— start of Data to process —

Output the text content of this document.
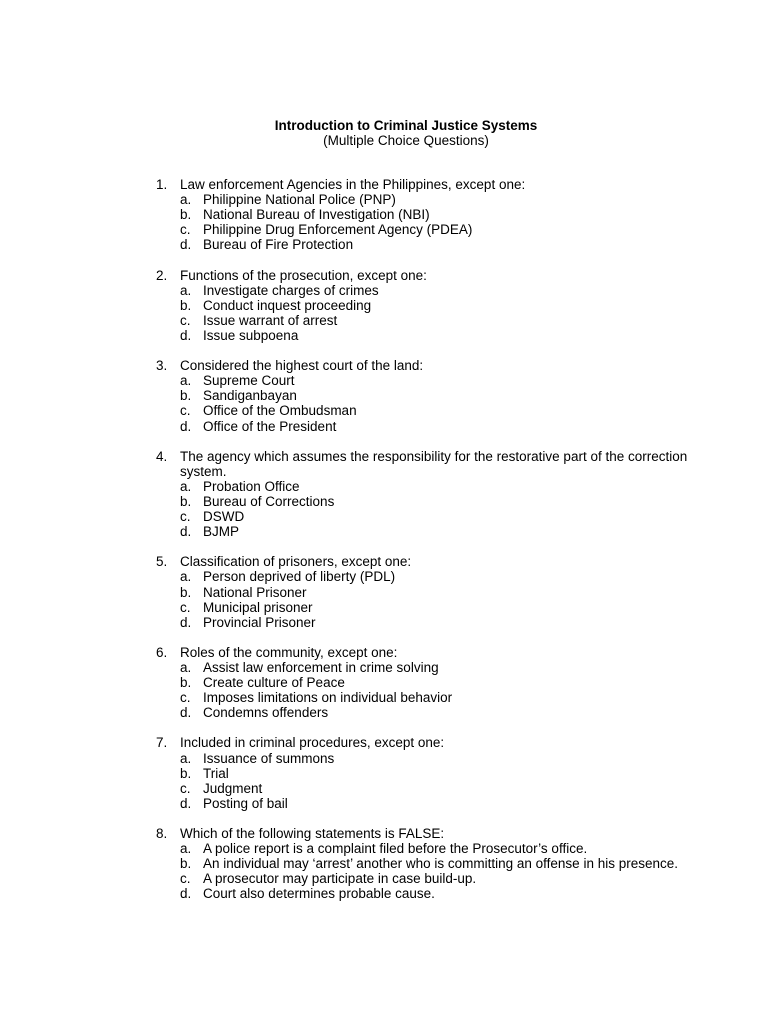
Introduction to Criminal Justice Systems
(Multiple Choice Questions)
1. Law enforcement Agencies in the Philippines, except one:
a. Philippine National Police (PNP)
b. National Bureau of Investigation (NBI)
c. Philippine Drug Enforcement Agency (PDEA)
d. Bureau of Fire Protection
2. Functions of the prosecution, except one:
a. Investigate charges of crimes
b. Conduct inquest proceeding
c. Issue warrant of arrest
d. Issue subpoena
3. Considered the highest court of the land:
a. Supreme Court
b. Sandiganbayan
c. Office of the Ombudsman
d. Office of the President
4. The agency which assumes the responsibility for the restorative part of the correction system.
a. Probation Office
b. Bureau of Corrections
c. DSWD
d. BJMP
5. Classification of prisoners, except one:
a. Person deprived of liberty (PDL)
b. National Prisoner
c. Municipal prisoner
d. Provincial Prisoner
6. Roles of the community, except one:
a. Assist law enforcement in crime solving
b. Create culture of Peace
c. Imposes limitations on individual behavior
d. Condemns offenders
7. Included in criminal procedures, except one:
a. Issuance of summons
b. Trial
c. Judgment
d. Posting of bail
8. Which of the following statements is FALSE:
a. A police report is a complaint filed before the Prosecutor’s office.
b. An individual may ‘arrest’ another who is committing an offense in his presence.
c. A prosecutor may participate in case build-up.
d. Court also determines probable cause.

— end of Data to process —

Pictures are to be left out; the records above must be repeated word for word.

Output the text content of this document.
Introduction to Criminal Justice Systems
(Multiple Choice Questions)
1. Law enforcement Agencies in the Philippines, except one:
a. Philippine National Police (PNP)
b. National Bureau of Investigation (NBI)
c. Philippine Drug Enforcement Agency (PDEA)
d. Bureau of Fire Protection
2. Functions of the prosecution, except one:
a. Investigate charges of crimes
b. Conduct inquest proceeding
c. Issue warrant of arrest
d. Issue subpoena
3. Considered the highest court of the land:
a. Supreme Court
b. Sandiganbayan
c. Office of the Ombudsman
d. Office of the President
4. The agency which assumes the responsibility for the restorative part of the correction system.
a. Probation Office
b. Bureau of Corrections
c. DSWD
d. BJMP
5. Classification of prisoners, except one:
a. Person deprived of liberty (PDL)
b. National Prisoner
c. Municipal prisoner
d. Provincial Prisoner
6. Roles of the community, except one:
a. Assist law enforcement in crime solving
b. Create culture of Peace
c. Imposes limitations on individual behavior
d. Condemns offenders
7. Included in criminal procedures, except one:
a. Issuance of summons
b. Trial
c. Judgment
d. Posting of bail
8. Which of the following statements is FALSE:
a. A police report is a complaint filed before the Prosecutor’s office.
b. An individual may ‘arrest’ another who is committing an offense in his presence.
c. A prosecutor may participate in case build-up.
d. Court also determines probable cause.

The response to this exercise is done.